● Stated task:
Copy out the listing in full, exactly as written, but not its pictures.

--- begin ---

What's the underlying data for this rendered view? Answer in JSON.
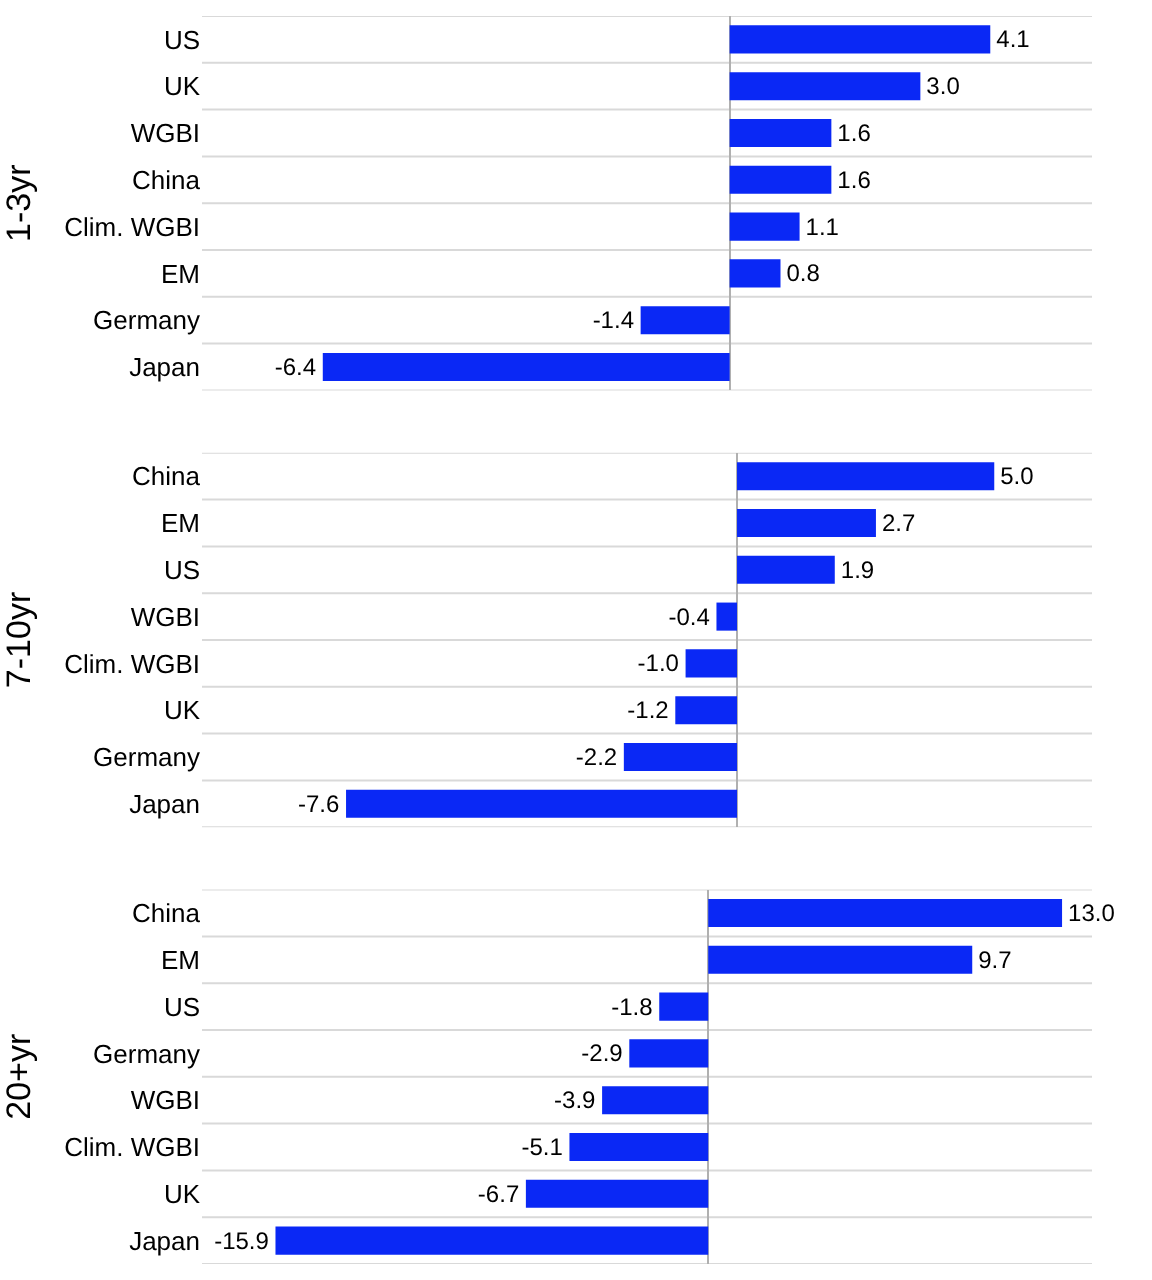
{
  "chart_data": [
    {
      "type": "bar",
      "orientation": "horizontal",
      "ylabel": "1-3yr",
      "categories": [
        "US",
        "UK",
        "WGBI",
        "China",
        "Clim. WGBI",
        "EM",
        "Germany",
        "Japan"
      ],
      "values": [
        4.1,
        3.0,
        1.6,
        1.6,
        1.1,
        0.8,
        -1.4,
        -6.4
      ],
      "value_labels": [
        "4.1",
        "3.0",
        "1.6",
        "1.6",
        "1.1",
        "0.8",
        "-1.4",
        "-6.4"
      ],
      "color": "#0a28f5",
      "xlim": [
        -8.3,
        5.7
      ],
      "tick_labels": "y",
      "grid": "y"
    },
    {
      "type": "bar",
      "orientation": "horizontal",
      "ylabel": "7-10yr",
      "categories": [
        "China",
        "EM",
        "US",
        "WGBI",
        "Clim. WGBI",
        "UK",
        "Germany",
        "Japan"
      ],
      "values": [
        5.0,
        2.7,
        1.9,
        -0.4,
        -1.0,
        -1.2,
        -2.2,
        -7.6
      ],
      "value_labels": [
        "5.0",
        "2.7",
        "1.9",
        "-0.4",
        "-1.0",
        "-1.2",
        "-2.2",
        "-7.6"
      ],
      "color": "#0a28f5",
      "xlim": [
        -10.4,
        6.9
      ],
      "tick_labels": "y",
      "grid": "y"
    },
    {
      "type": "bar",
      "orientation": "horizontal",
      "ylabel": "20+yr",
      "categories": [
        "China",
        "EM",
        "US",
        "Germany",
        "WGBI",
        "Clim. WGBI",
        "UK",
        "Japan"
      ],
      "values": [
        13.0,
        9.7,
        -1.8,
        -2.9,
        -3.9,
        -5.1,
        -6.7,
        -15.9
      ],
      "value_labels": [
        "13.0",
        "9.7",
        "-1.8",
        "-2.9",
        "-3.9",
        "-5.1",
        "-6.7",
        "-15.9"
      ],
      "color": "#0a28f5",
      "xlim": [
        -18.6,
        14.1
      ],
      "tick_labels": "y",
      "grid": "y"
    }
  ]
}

--- end ---

● The reply:
What's the underlying data for this rendered view? Answer in JSON.
{
  "chart_data": [
    {
      "type": "bar",
      "orientation": "horizontal",
      "ylabel": "1-3yr",
      "categories": [
        "US",
        "UK",
        "WGBI",
        "China",
        "Clim. WGBI",
        "EM",
        "Germany",
        "Japan"
      ],
      "values": [
        4.1,
        3.0,
        1.6,
        1.6,
        1.1,
        0.8,
        -1.4,
        -6.4
      ],
      "value_labels": [
        "4.1",
        "3.0",
        "1.6",
        "1.6",
        "1.1",
        "0.8",
        "-1.4",
        "-6.4"
      ],
      "color": "#0a28f5",
      "xlim": [
        -8.3,
        5.7
      ],
      "tick_labels": "y",
      "grid": "y"
    },
    {
      "type": "bar",
      "orientation": "horizontal",
      "ylabel": "7-10yr",
      "categories": [
        "China",
        "EM",
        "US",
        "WGBI",
        "Clim. WGBI",
        "UK",
        "Germany",
        "Japan"
      ],
      "values": [
        5.0,
        2.7,
        1.9,
        -0.4,
        -1.0,
        -1.2,
        -2.2,
        -7.6
      ],
      "value_labels": [
        "5.0",
        "2.7",
        "1.9",
        "-0.4",
        "-1.0",
        "-1.2",
        "-2.2",
        "-7.6"
      ],
      "color": "#0a28f5",
      "xlim": [
        -10.4,
        6.9
      ],
      "tick_labels": "y",
      "grid": "y"
    },
    {
      "type": "bar",
      "orientation": "horizontal",
      "ylabel": "20+yr",
      "categories": [
        "China",
        "EM",
        "US",
        "Germany",
        "WGBI",
        "Clim. WGBI",
        "UK",
        "Japan"
      ],
      "values": [
        13.0,
        9.7,
        -1.8,
        -2.9,
        -3.9,
        -5.1,
        -6.7,
        -15.9
      ],
      "value_labels": [
        "13.0",
        "9.7",
        "-1.8",
        "-2.9",
        "-3.9",
        "-5.1",
        "-6.7",
        "-15.9"
      ],
      "color": "#0a28f5",
      "xlim": [
        -18.6,
        14.1
      ],
      "tick_labels": "y",
      "grid": "y"
    }
  ]
}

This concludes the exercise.